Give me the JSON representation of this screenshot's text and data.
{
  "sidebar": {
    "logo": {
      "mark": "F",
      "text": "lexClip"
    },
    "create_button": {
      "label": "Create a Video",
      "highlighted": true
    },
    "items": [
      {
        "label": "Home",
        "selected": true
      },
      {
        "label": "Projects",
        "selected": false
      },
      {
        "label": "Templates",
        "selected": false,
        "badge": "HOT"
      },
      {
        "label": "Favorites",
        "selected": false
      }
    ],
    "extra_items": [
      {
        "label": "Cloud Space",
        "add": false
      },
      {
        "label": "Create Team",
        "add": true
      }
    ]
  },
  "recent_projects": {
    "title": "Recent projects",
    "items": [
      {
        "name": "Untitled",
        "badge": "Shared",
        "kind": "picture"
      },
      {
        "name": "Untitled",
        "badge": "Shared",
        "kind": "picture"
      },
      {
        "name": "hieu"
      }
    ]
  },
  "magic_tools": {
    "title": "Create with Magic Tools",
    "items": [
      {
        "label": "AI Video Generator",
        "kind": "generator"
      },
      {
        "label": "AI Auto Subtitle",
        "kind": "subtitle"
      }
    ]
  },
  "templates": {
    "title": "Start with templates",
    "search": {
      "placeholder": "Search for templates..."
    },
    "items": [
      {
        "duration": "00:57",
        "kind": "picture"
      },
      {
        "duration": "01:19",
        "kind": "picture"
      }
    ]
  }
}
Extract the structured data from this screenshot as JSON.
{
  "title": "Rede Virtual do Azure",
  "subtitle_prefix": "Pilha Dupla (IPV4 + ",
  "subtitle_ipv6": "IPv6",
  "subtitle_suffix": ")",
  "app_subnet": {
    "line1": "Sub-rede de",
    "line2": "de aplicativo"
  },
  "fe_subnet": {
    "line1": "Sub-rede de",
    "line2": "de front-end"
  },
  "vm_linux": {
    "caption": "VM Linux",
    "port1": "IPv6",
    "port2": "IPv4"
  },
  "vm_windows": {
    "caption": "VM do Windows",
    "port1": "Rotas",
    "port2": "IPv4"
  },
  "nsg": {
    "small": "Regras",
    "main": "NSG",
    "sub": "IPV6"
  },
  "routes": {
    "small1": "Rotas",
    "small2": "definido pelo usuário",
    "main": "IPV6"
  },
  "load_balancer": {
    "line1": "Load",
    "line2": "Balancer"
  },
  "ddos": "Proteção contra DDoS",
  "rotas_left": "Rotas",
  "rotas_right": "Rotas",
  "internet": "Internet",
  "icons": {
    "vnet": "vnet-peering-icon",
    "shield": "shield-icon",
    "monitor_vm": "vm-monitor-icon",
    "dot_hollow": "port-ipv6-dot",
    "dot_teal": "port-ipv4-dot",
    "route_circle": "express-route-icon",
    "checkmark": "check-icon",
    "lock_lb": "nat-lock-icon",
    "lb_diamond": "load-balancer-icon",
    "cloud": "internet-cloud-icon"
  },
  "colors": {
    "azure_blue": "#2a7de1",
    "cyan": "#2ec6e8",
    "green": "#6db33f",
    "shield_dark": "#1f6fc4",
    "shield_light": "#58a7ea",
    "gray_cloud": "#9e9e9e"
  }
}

....................

## The exercise
For each line in the data above that contains the string "Rotas", extract the line.

## Written answer
    "port1": "Rotas",
    "small1": "Rotas",
  "rotas_left": "Rotas",
  "rotas_right": "Rotas",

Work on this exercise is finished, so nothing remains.